Would you quote every entry exactly, dropping only the pictures?

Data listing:
:::::

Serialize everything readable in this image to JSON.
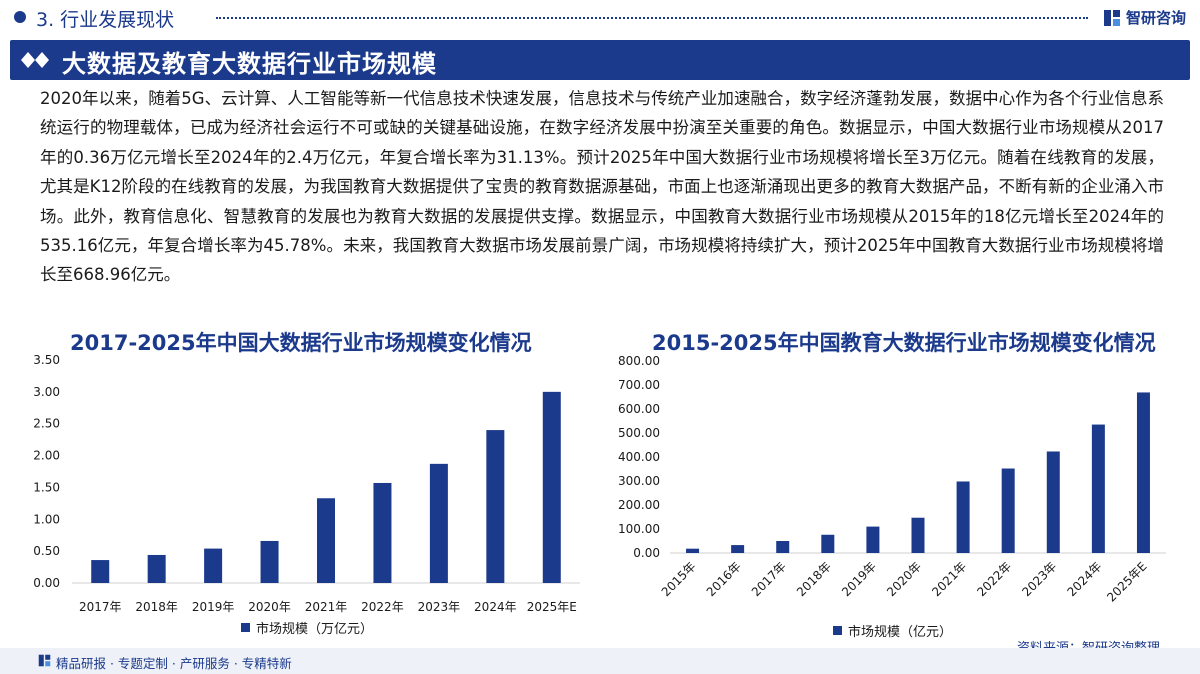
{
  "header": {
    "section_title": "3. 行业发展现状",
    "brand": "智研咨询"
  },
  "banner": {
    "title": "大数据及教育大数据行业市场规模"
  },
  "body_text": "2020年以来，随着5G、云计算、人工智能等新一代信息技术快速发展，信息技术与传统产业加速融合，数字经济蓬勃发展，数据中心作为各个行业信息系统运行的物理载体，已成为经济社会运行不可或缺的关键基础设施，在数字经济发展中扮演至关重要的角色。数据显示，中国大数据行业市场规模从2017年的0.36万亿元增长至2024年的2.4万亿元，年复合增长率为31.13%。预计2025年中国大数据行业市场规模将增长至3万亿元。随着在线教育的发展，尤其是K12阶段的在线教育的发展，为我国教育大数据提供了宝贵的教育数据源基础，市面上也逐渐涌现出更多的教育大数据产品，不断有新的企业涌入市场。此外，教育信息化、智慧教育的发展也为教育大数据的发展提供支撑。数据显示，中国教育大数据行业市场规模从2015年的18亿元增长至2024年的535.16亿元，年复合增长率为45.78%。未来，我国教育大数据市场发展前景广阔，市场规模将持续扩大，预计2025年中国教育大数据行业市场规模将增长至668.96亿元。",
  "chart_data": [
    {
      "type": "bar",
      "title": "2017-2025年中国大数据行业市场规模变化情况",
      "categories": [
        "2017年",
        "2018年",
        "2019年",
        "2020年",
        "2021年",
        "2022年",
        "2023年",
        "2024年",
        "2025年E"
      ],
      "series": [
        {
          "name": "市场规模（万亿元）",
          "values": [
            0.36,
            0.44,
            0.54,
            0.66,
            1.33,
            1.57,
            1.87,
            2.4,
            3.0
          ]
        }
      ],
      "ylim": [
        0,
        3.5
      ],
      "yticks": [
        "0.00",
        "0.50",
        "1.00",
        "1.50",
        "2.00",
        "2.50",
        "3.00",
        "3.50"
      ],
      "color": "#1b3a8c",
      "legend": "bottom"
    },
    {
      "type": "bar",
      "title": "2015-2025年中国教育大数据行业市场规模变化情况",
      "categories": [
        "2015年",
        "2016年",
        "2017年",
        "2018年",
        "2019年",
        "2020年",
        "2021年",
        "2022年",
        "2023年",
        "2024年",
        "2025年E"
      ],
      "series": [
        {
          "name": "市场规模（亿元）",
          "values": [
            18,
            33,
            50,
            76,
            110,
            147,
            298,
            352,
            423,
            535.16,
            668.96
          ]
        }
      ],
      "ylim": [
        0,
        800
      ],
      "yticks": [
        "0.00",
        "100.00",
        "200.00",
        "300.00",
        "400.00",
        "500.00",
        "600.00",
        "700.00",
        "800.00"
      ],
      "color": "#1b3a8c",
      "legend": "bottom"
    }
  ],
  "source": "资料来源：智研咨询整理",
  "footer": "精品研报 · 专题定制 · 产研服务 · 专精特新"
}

:::::

**Solution for this problem:**
Serialize everything readable in this image to JSON.
{
  "header": {
    "section_title": "3. 行业发展现状",
    "brand": "智研咨询"
  },
  "banner": {
    "title": "大数据及教育大数据行业市场规模"
  },
  "body_text": "2020年以来，随着5G、云计算、人工智能等新一代信息技术快速发展，信息技术与传统产业加速融合，数字经济蓬勃发展，数据中心作为各个行业信息系统运行的物理载体，已成为经济社会运行不可或缺的关键基础设施，在数字经济发展中扮演至关重要的角色。数据显示，中国大数据行业市场规模从2017年的0.36万亿元增长至2024年的2.4万亿元，年复合增长率为31.13%。预计2025年中国大数据行业市场规模将增长至3万亿元。随着在线教育的发展，尤其是K12阶段的在线教育的发展，为我国教育大数据提供了宝贵的教育数据源基础，市面上也逐渐涌现出更多的教育大数据产品，不断有新的企业涌入市场。此外，教育信息化、智慧教育的发展也为教育大数据的发展提供支撑。数据显示，中国教育大数据行业市场规模从2015年的18亿元增长至2024年的535.16亿元，年复合增长率为45.78%。未来，我国教育大数据市场发展前景广阔，市场规模将持续扩大，预计2025年中国教育大数据行业市场规模将增长至668.96亿元。",
  "chart_data": [
    {
      "type": "bar",
      "title": "2017-2025年中国大数据行业市场规模变化情况",
      "categories": [
        "2017年",
        "2018年",
        "2019年",
        "2020年",
        "2021年",
        "2022年",
        "2023年",
        "2024年",
        "2025年E"
      ],
      "series": [
        {
          "name": "市场规模（万亿元）",
          "values": [
            0.36,
            0.44,
            0.54,
            0.66,
            1.33,
            1.57,
            1.87,
            2.4,
            3.0
          ]
        }
      ],
      "ylim": [
        0,
        3.5
      ],
      "yticks": [
        "0.00",
        "0.50",
        "1.00",
        "1.50",
        "2.00",
        "2.50",
        "3.00",
        "3.50"
      ],
      "color": "#1b3a8c",
      "legend": "bottom"
    },
    {
      "type": "bar",
      "title": "2015-2025年中国教育大数据行业市场规模变化情况",
      "categories": [
        "2015年",
        "2016年",
        "2017年",
        "2018年",
        "2019年",
        "2020年",
        "2021年",
        "2022年",
        "2023年",
        "2024年",
        "2025年E"
      ],
      "series": [
        {
          "name": "市场规模（亿元）",
          "values": [
            18,
            33,
            50,
            76,
            110,
            147,
            298,
            352,
            423,
            535.16,
            668.96
          ]
        }
      ],
      "ylim": [
        0,
        800
      ],
      "yticks": [
        "0.00",
        "100.00",
        "200.00",
        "300.00",
        "400.00",
        "500.00",
        "600.00",
        "700.00",
        "800.00"
      ],
      "color": "#1b3a8c",
      "legend": "bottom"
    }
  ],
  "source": "资料来源：智研咨询整理",
  "footer": "精品研报 · 专题定制 · 产研服务 · 专精特新"
}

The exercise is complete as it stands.